== Selected passage ==

I never heard the term "differentiable programming" before reading your question, but having used the concepts noted in your references, both from the side of creating code to solve a derivative with Symbolic differentiation and with Automatic differentiation and having written interpreters and compilers, to me this just means that they have made the ability to calculate the numeric value of the derivative of a function easier. I don't know if they made it a First-class citizen, but the new way doesn't require the use of a function/method call; it is done with syntax and the compiler/interpreter hides the translation into calls.
If you look at the Zygote example it clearly shows the use of prime notation
julia> f(10), f'(10)
Most seasoned programmers would guess what I just noted because there was not a research paper explaining it. In other words it is just that obvious.
Another way to think about it is that if you have ever tried to calculate a derivative in a programming language you know how hard it can be at times and then ask yourself why don't they (the language designers and programmers) just add it into the language. In these cases they did.
What surprises me is how long it to took before derivatives became available via syntax instead of calls, but if you have ever worked with scientific code or coded neural networks at at that level then you will understand why this is a concept that is being touted as something of value.
Also I would not view this as another programming paradigm, but I am sure it will be added to the list.
How does it relate to automatic differentiation (the two seem conflated a lot of the time)?
In both cases that you referenced, they use automatic differentiation to calculate the derivative instead of using symbolic differentiation. I do not view differentiable programming and automatic differentiation as being two distinct sets, but instead that differentiable programming has a means of being implemented and the way they chose was to use automatic differentiation, they could have chose symbolic differentiation or some other means.
It seems you are trying to read more into what differential programming is than it really is. It is not a new way of programming, but just a nice feature added for doing derivatives.
Perhaps if they named it differentiable syntax it might have been more clear. The use of the word programming gives it more panache than I think it deserves.
EDIT
After skimming Swift Differentiable Programming Mega-Proposal and trying to compare that with the Julia example using Zygote, I would have to modify the answer into parts that talk about Zygote and then switch gears to talk about Swift. They each took a different path, but the commonality and bottom line is that the languages know something about differentiation which makes the job of coding them easier and hopefully produces less errors.
About the Wikipedia quote that
the programs can be differentiated throughout
At first reading it seems nonsense or at least lacks enough detail to understand it in context which is why I am sure you asked.
In having many years of digging into what others are trying to communicate, one learns that unless the source has been peer reviewed to take it with a grain of salt, and unless it is absolutely necessary to understand, then just ignore it. In this case if you ignore the sentence most of what your reference makes sense. However I take it that you want an answer, so let's try and figure out what it means.
The key word that has me perplexed is throughout, but since you note the statement came from Wikipedia and in Wikipedia they give three references for the statement, a search of the word throughout appears only in one
∂P: A Differentiable Programming System to Bridge Machine Learning and Scientific Computing
Thus, since our ∂P system does not require primitives to handle new
types, this means that almost all functions and types defined
throughout the language are automatically supported by Zygote, and
users can easily accelerate specific functions as they deem necessary.
So my take on this is that by going back to the source, e.g. the paper, you can better understand how that percolated up into Wikipedia, but it seems that the meaning was lost along the way.

===
== Dataset ==

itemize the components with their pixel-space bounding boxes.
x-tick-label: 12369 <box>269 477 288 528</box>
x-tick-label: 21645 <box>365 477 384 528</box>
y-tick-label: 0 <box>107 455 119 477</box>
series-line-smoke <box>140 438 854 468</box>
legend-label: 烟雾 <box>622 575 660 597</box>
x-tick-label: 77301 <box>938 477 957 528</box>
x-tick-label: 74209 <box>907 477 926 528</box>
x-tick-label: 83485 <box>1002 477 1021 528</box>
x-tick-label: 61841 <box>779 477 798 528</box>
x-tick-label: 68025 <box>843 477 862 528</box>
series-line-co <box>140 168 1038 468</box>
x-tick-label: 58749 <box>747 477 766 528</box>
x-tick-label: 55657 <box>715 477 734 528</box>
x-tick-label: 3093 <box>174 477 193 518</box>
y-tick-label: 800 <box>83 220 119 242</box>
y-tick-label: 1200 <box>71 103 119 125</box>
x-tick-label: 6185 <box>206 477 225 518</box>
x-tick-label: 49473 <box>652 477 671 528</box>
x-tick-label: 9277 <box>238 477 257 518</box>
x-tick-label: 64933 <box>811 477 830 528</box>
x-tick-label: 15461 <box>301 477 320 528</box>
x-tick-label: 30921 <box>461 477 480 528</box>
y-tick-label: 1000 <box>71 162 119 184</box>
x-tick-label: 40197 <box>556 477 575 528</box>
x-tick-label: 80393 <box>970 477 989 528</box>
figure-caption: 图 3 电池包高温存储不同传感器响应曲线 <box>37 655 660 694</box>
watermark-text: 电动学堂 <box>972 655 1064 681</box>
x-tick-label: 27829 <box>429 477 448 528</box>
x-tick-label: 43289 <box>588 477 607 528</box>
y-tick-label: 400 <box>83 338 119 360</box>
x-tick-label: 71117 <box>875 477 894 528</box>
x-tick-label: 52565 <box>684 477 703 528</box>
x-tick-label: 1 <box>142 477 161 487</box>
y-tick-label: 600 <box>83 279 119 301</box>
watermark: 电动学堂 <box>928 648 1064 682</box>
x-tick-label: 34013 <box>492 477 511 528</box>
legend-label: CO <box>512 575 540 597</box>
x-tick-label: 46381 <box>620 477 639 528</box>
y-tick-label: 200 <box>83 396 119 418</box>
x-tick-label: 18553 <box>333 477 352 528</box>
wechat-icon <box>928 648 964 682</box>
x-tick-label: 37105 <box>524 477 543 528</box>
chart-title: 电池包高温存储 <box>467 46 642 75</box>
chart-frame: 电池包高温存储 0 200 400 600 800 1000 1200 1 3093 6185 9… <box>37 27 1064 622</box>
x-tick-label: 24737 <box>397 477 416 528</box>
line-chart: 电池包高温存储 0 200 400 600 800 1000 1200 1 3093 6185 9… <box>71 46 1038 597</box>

===
== Dataset ==

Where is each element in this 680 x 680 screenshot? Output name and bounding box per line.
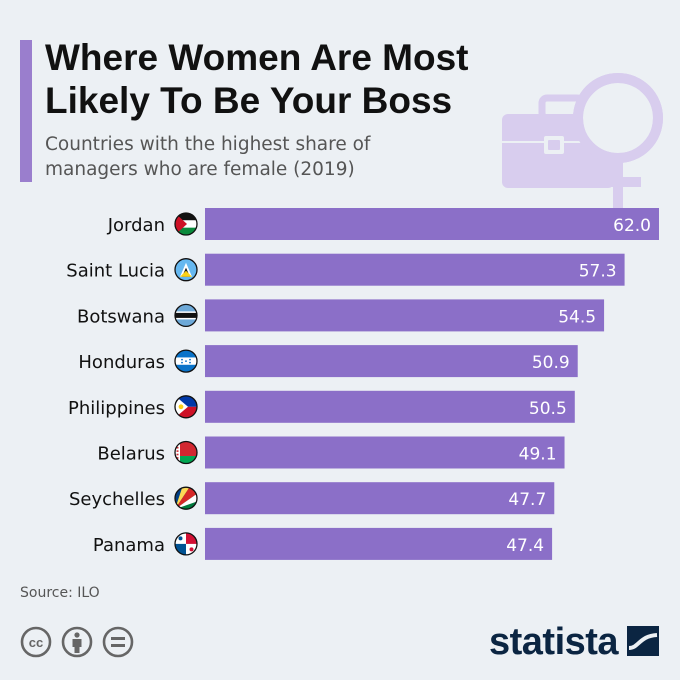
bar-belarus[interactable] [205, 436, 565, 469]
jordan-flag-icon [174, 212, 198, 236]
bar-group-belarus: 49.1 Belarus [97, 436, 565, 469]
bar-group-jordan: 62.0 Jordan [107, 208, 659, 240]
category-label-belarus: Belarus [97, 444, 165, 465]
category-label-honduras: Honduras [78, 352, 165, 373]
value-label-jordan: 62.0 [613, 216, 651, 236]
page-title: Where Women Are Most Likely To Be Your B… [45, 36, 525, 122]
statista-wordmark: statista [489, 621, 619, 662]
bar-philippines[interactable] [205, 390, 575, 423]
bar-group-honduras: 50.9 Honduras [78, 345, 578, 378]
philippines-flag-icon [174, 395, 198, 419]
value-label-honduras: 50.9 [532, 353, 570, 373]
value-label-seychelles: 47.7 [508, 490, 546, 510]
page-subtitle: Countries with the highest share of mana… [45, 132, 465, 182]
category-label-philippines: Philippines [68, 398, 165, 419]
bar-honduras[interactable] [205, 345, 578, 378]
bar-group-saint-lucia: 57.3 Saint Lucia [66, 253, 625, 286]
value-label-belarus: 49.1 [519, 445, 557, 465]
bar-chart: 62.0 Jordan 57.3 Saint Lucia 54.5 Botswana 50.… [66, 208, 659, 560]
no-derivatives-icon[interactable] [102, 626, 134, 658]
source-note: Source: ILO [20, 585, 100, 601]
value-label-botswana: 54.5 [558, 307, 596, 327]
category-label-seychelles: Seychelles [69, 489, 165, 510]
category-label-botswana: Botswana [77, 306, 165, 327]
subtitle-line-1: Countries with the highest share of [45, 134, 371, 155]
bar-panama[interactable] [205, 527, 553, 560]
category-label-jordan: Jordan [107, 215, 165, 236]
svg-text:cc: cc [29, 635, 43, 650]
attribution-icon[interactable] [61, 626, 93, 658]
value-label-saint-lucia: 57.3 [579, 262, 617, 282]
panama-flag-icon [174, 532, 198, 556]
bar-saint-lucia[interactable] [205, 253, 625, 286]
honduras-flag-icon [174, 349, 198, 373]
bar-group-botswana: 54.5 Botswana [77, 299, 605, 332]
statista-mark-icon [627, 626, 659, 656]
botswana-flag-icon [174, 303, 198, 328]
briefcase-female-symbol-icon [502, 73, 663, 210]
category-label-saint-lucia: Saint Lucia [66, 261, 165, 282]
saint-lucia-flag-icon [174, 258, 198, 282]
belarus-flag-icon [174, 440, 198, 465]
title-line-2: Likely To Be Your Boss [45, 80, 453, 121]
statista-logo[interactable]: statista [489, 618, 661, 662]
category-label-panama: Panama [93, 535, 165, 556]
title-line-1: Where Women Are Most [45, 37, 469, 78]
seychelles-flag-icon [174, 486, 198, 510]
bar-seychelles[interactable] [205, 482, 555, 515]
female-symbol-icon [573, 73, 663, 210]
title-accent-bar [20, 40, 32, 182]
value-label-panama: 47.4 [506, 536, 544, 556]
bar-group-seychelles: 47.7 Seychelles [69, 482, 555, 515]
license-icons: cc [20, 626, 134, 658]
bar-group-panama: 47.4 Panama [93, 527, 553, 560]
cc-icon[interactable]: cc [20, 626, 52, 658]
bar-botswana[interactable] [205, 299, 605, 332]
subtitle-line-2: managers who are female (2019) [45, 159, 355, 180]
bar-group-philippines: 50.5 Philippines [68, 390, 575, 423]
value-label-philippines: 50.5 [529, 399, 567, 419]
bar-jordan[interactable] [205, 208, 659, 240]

===

Tasks to complete:
[a] In the differentiable programming passage, what name does the writer say might have made the concept clearer?
[b] Reproduce the differentiable programming passage from "Most seasoned programmers" up to and including "cases they did.".

Answers for this exercise:
[a] Differentiable syntax.

[b]
Most seasoned programmers would guess what I just noted because there was not a research paper explaining it. In other words it is just that obvious.
Another way to think about it is that if you have ever tried to calculate a derivative in a programming language you know how hard it can be at times and then ask yourself why don't they (the language designers and programmers) just add it into the language. In these cases they did.